REQUIREMENTS:
Rewrite the records below, swapping every instance of "x-axis-label" for "horizontal-axis-label" and keeping everything else the same. Omit the pictures.

[Coordinate annotation records]
###

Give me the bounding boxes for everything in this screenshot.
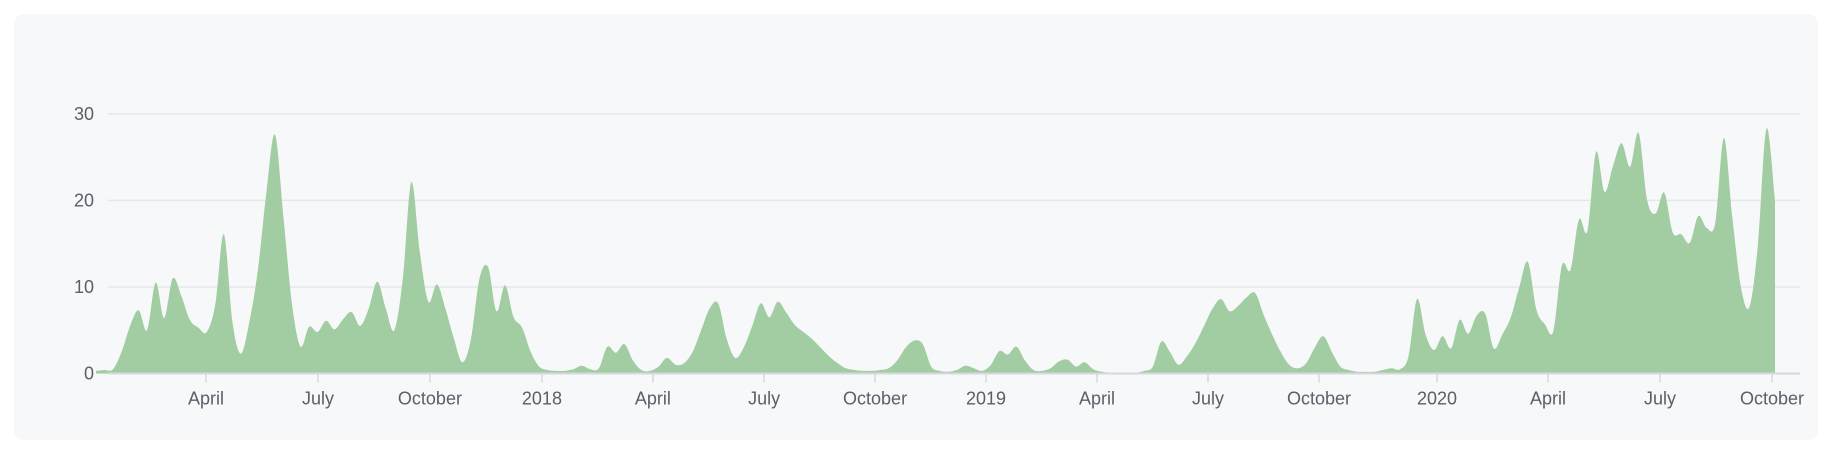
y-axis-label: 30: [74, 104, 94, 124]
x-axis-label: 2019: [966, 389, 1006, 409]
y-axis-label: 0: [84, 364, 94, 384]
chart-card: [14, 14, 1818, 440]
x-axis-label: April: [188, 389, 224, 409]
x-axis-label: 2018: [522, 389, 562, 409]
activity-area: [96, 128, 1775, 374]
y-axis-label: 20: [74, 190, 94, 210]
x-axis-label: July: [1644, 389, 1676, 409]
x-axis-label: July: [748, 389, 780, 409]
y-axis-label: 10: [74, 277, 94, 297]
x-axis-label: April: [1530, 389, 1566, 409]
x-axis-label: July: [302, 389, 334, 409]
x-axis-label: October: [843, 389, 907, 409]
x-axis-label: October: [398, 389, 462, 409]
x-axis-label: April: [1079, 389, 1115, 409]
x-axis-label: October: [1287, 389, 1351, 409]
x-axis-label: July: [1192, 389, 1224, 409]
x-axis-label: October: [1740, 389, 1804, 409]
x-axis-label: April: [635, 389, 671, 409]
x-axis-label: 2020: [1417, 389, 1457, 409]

###

REPLY TO THE TASK:
Give me the bounding boxes for everything in this screenshot.
y-axis-label: 30: [74, 104, 94, 124]
horizontal-axis-label: 2019: [966, 389, 1006, 409]
y-axis-label: 0: [84, 364, 94, 384]
chart-card: [14, 14, 1818, 440]
horizontal-axis-label: April: [188, 389, 224, 409]
horizontal-axis-label: 2018: [522, 389, 562, 409]
activity-area: [96, 128, 1775, 374]
y-axis-label: 20: [74, 190, 94, 210]
horizontal-axis-label: July: [1644, 389, 1676, 409]
horizontal-axis-label: July: [748, 389, 780, 409]
y-axis-label: 10: [74, 277, 94, 297]
horizontal-axis-label: April: [1530, 389, 1566, 409]
horizontal-axis-label: July: [302, 389, 334, 409]
horizontal-axis-label: October: [843, 389, 907, 409]
horizontal-axis-label: October: [398, 389, 462, 409]
horizontal-axis-label: April: [1079, 389, 1115, 409]
horizontal-axis-label: October: [1287, 389, 1351, 409]
horizontal-axis-label: July: [1192, 389, 1224, 409]
horizontal-axis-label: October: [1740, 389, 1804, 409]
horizontal-axis-label: April: [635, 389, 671, 409]
horizontal-axis-label: 2020: [1417, 389, 1457, 409]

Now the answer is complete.